-------- RECORDS SHOWN --------
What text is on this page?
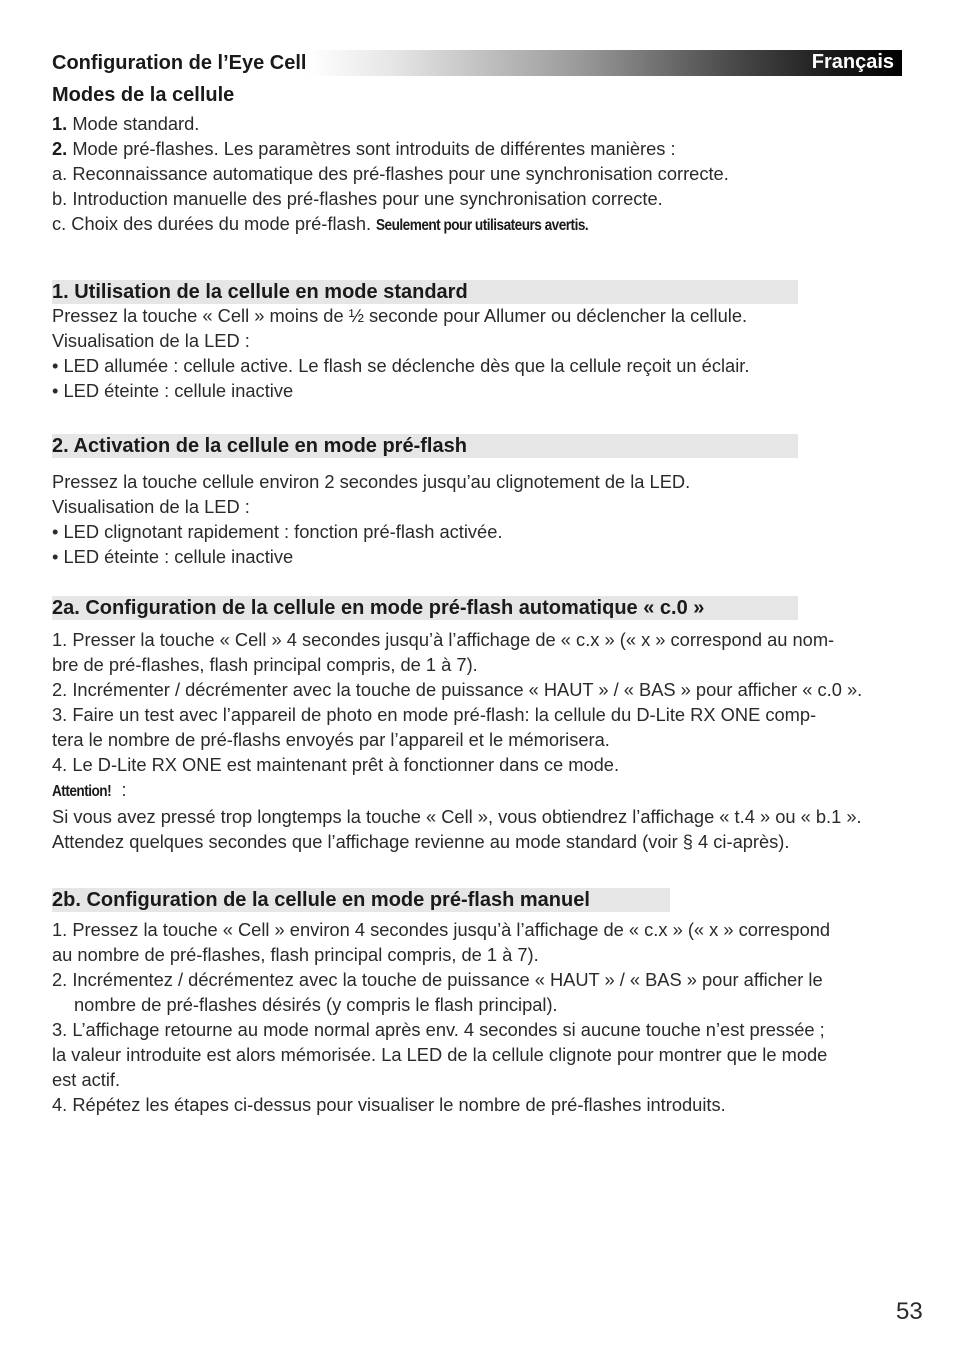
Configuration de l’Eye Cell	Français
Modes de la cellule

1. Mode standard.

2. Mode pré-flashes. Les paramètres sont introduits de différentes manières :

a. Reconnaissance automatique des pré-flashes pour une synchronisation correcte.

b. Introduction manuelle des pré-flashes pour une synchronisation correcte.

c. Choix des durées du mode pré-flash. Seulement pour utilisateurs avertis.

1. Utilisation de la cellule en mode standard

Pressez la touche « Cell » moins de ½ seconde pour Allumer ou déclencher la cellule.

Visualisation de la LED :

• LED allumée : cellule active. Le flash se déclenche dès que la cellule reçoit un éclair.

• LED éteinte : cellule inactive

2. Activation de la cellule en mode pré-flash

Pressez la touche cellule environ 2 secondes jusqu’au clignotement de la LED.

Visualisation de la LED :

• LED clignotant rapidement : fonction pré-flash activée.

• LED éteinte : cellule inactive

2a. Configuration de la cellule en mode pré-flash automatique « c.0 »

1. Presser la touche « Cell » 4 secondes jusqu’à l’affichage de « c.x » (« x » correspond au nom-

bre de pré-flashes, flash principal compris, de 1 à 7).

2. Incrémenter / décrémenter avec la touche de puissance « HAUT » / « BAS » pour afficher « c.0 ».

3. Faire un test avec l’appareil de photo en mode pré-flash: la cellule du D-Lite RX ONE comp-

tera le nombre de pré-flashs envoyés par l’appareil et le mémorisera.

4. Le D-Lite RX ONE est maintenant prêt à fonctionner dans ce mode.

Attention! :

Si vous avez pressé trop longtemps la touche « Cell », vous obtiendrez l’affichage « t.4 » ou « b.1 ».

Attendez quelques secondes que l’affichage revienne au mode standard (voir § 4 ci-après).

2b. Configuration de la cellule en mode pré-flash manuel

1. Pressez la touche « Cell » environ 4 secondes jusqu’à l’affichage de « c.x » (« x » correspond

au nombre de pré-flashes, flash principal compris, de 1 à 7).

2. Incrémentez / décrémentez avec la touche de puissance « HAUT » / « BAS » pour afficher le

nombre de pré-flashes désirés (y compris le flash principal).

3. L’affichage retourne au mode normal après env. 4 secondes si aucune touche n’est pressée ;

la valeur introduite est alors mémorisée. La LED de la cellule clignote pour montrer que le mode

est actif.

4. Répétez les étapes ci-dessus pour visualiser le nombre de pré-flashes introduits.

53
--------
-------- RECORDS SHOWN --------
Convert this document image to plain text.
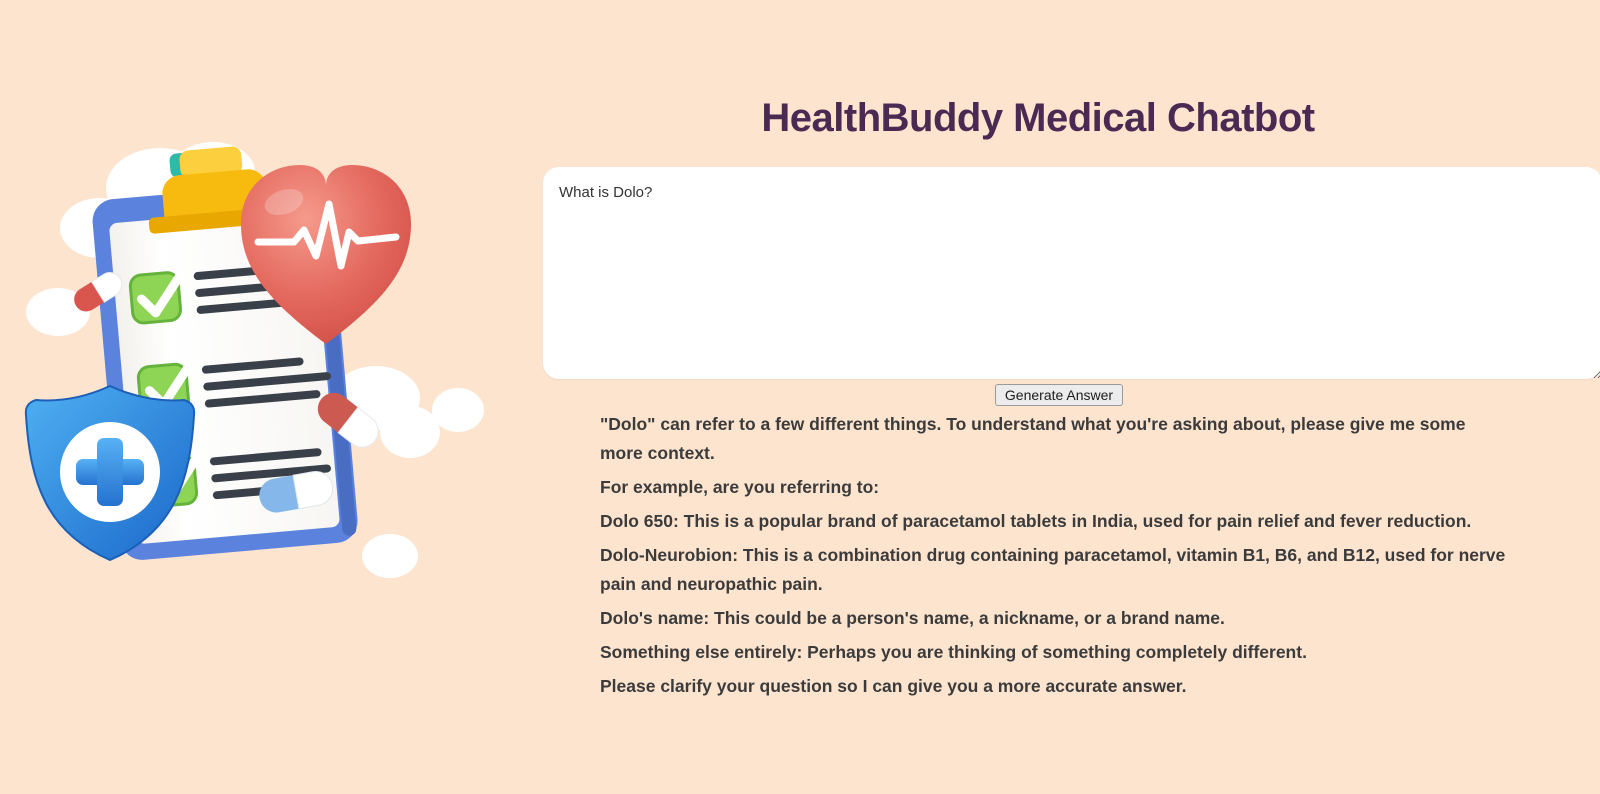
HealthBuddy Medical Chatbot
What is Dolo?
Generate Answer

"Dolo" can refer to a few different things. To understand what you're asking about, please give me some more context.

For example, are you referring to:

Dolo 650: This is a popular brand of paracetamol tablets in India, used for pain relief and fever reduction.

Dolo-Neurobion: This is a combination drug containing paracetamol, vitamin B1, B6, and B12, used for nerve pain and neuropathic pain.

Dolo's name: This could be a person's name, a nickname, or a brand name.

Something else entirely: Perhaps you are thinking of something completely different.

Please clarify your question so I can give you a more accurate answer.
--------
◆ BRIEF ◆
Filter the listing above for the string "used" and copy every matching line.

◆ RESULT OF THIS TASK ◆
Dolo 650: This is a popular brand of paracetamol tablets in India, used for pain relief and fever reduction.
Dolo-Neurobion: This is a combination drug containing paracetamol, vitamin B1, B6, and B12, used for nerve pain and neuropathic pain.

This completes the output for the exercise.